▸ **What you should do**
Lay out the part of the listing that opens with the line containing "palette-item-image[interactable]: Image ?" and closes with the line containing "fonttypeface-input[interactable]: default... <box>870", both included, as a Markdown table with the columns Row and Entry. Put each line's number in Row and the line in Entry, and leave out blank lines.

>>>>

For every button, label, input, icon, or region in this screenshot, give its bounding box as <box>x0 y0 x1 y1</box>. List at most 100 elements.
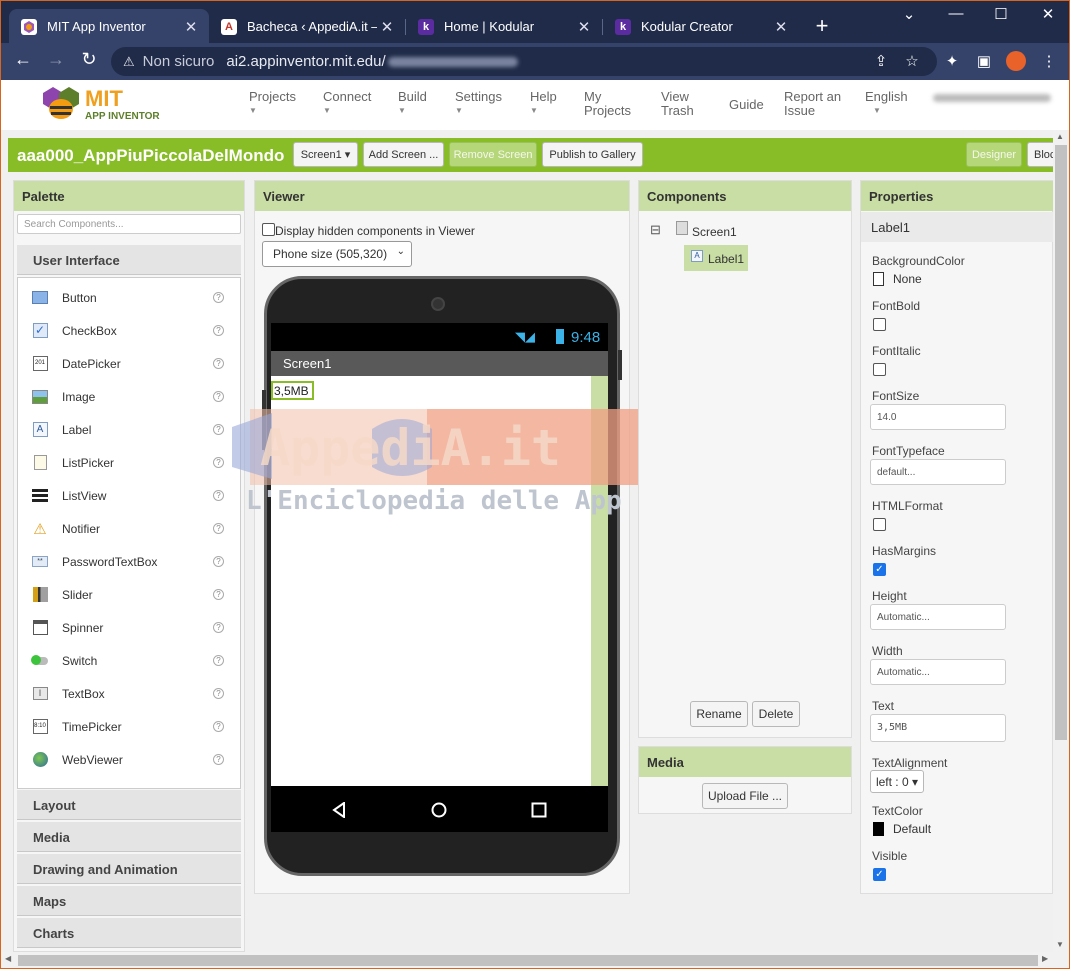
palette-item-image[interactable]: Image ? <box>18 380 240 413</box>
palette-item-listpicker[interactable]: ListPicker ? <box>18 446 240 479</box>
phone-size-select[interactable]: Phone size (505,320) ⌄ <box>262 241 412 267</box>
palette-item-timepicker[interactable]: 8:10 TimePicker ? <box>18 710 240 743</box>
menu-language[interactable]: English ▼ <box>865 90 908 118</box>
new-tab-button[interactable]: + <box>807 13 837 39</box>
help-icon[interactable]: ? <box>213 490 224 501</box>
close-window-button[interactable]: ✕ <box>1033 5 1063 23</box>
fontbold-checkbox[interactable] <box>873 318 886 331</box>
menu-settings[interactable]: Settings ▼ <box>455 90 502 118</box>
color-swatch-none[interactable] <box>873 272 884 286</box>
fonttypeface-input[interactable]: default... <box>870 459 1006 485</box>
palette-item-textbox[interactable]: I TextBox ? <box>18 677 240 710</box>
menu-report-issue[interactable]: Report an Issue <box>784 90 841 118</box>
tab-kodular-home[interactable]: k Home | Kodular ✕ <box>406 9 602 44</box>
help-icon[interactable]: ? <box>213 325 224 336</box>
menu-help[interactable]: Help ▼ <box>530 90 557 118</box>
width-input[interactable]: Automatic... <box>870 659 1006 685</box>
close-tab-icon[interactable]: ✕ <box>181 18 201 36</box>
help-icon[interactable]: ? <box>213 721 224 732</box>
palette-item-slider[interactable]: Slider ? <box>18 578 240 611</box>
minimize-button[interactable]: — <box>941 5 971 22</box>
close-tab-icon[interactable]: ✕ <box>771 18 791 36</box>
scroll-down-arrow-icon[interactable]: ▼ <box>1056 940 1064 949</box>
category-charts[interactable]: Charts <box>17 918 241 948</box>
help-icon[interactable]: ? <box>213 688 224 699</box>
reload-icon[interactable]: ↻ <box>76 49 102 70</box>
kebab-menu-icon[interactable]: ⋮ <box>1039 52 1059 70</box>
help-icon[interactable]: ? <box>213 391 224 402</box>
tree-label1-selected[interactable]: A Label1 <box>684 245 748 271</box>
help-icon[interactable]: ? <box>213 556 224 567</box>
height-input[interactable]: Automatic... <box>870 604 1006 630</box>
category-drawing-animation[interactable]: Drawing and Animation <box>17 854 241 884</box>
search-components-input[interactable]: Search Components... <box>17 214 241 234</box>
category-maps[interactable]: Maps <box>17 886 241 916</box>
menu-connect[interactable]: Connect ▼ <box>323 90 371 118</box>
menu-guide[interactable]: Guide <box>729 98 764 112</box>
remove-screen-button[interactable]: Remove Screen <box>449 142 537 167</box>
help-icon[interactable]: ? <box>213 523 224 534</box>
tab-search-dropdown-icon[interactable]: ⌄ <box>894 5 924 23</box>
palette-item-spinner[interactable]: Spinner ? <box>18 611 240 644</box>
fontsize-input[interactable]: 14.0 <box>870 404 1006 430</box>
collapse-tree-icon[interactable]: ⊟ <box>650 222 661 238</box>
tab-appedia[interactable]: A Bacheca ‹ AppediA.it — W ✕ <box>209 9 405 44</box>
tree-screen1[interactable]: Screen1 <box>692 225 737 239</box>
menu-build[interactable]: Build ▼ <box>398 90 427 118</box>
prop-textcolor-value[interactable]: Default <box>893 822 931 836</box>
delete-button[interactable]: Delete <box>752 701 800 727</box>
app-inventor-logo[interactable]: MIT APP INVENTOR <box>39 84 169 124</box>
share-icon[interactable]: ⇪ <box>871 52 891 70</box>
star-icon[interactable]: ☆ <box>902 52 922 70</box>
sidepanel-icon[interactable]: ▣ <box>974 52 994 70</box>
maximize-button[interactable]: ☐ <box>986 5 1016 23</box>
help-icon[interactable]: ? <box>213 457 224 468</box>
palette-item-checkbox[interactable]: ✓ CheckBox ? <box>18 314 240 347</box>
label1-preview[interactable]: 3,5MB <box>271 381 314 400</box>
palette-item-button[interactable]: Button ? <box>18 281 240 314</box>
help-icon[interactable]: ? <box>213 622 224 633</box>
category-layout[interactable]: Layout <box>17 790 241 820</box>
display-hidden-checkbox[interactable] <box>262 223 275 236</box>
prop-backgroundcolor-value[interactable]: None <box>893 272 922 286</box>
palette-item-listview[interactable]: ListView ? <box>18 479 240 512</box>
help-icon[interactable]: ? <box>213 358 224 369</box>
scroll-up-arrow-icon[interactable]: ▲ <box>1056 132 1064 141</box>
palette-item-passwordtextbox[interactable]: ** PasswordTextBox ? <box>18 545 240 578</box>
palette-item-webviewer[interactable]: WebViewer ? <box>18 743 240 776</box>
rename-button[interactable]: Rename <box>690 701 748 727</box>
palette-item-datepicker[interactable]: 201 DatePicker ? <box>18 347 240 380</box>
account-email-blurred[interactable] <box>933 94 1051 102</box>
fontitalic-checkbox[interactable] <box>873 363 886 376</box>
close-tab-icon[interactable]: ✕ <box>574 18 594 36</box>
text-textarea[interactable]: 3,5MB <box>870 714 1006 742</box>
help-icon[interactable]: ? <box>213 589 224 600</box>
palette-item-switch[interactable]: Switch ? <box>18 644 240 677</box>
vertical-scroll-thumb[interactable] <box>1055 145 1067 740</box>
menu-projects[interactable]: Projects ▼ <box>249 90 296 118</box>
publish-gallery-button[interactable]: Publish to Gallery <box>542 142 643 167</box>
textalignment-select[interactable]: left : 0 ▾ <box>870 770 924 793</box>
help-icon[interactable]: ? <box>213 754 224 765</box>
help-icon[interactable]: ? <box>213 424 224 435</box>
screen-select[interactable]: Screen1 ▾ <box>293 142 358 167</box>
menu-my-projects[interactable]: My Projects <box>584 90 631 118</box>
hasmargins-checkbox[interactable]: ✓ <box>873 563 886 576</box>
upload-file-button[interactable]: Upload File ... <box>702 783 788 809</box>
htmlformat-checkbox[interactable] <box>873 518 886 531</box>
scroll-left-arrow-icon[interactable]: ◀ <box>5 954 11 963</box>
forward-arrow-icon[interactable]: → <box>43 49 69 70</box>
tab-mit-app-inventor[interactable]: MIT App Inventor ✕ <box>9 9 209 44</box>
close-tab-icon[interactable]: ✕ <box>377 18 397 36</box>
profile-avatar[interactable] <box>1006 51 1026 71</box>
horizontal-scroll-thumb[interactable] <box>18 955 1038 966</box>
palette-item-label[interactable]: A Label ? <box>18 413 240 446</box>
scroll-right-arrow-icon[interactable]: ▶ <box>1042 954 1048 963</box>
category-user-interface[interactable]: User Interface <box>17 245 241 275</box>
url-field[interactable]: ⚠ Non sicuro ai2.appinventor.mit.edu/ <box>111 47 937 76</box>
visible-checkbox[interactable]: ✓ <box>873 868 886 881</box>
add-screen-button[interactable]: Add Screen ... <box>363 142 444 167</box>
back-arrow-icon[interactable]: ← <box>10 49 36 70</box>
tab-kodular-creator[interactable]: k Kodular Creator ✕ <box>603 9 799 44</box>
help-icon[interactable]: ? <box>213 655 224 666</box>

<<<<

▸ **Solution for this problem**
| Row | Entry |
|---|---|
| 1 | palette-item-image[interactable]: Image ? <box>18 380 240 413</box> |
| 2 | palette-item-listpicker[interactable]: ListPicker ? <box>18 446 240 479</box> |
| 3 | phone-size-select[interactable]: Phone size (505,320) ⌄ <box>262 241 412 267</box> |
| 4 | palette-item-timepicker[interactable]: 8:10 TimePicker ? <box>18 710 240 743</box> |
| 5 | menu-language[interactable]: English ▼ <box>865 90 908 118</box> |
| 6 | new-tab-button[interactable]: + <box>807 13 837 39</box> |
| 7 | help-icon[interactable]: ? <box>213 490 224 501</box> |
| 8 | close-window-button[interactable]: ✕ <box>1033 5 1063 23</box> |
| 9 | fontbold-checkbox[interactable] <box>873 318 886 331</box> |
| 10 | menu-settings[interactable]: Settings ▼ <box>455 90 502 118</box> |
| 11 | color-swatch-none[interactable] <box>873 272 884 286</box> |
| 12 | fonttypeface-input[interactable]: default... <box>870 459 1006 485</box> |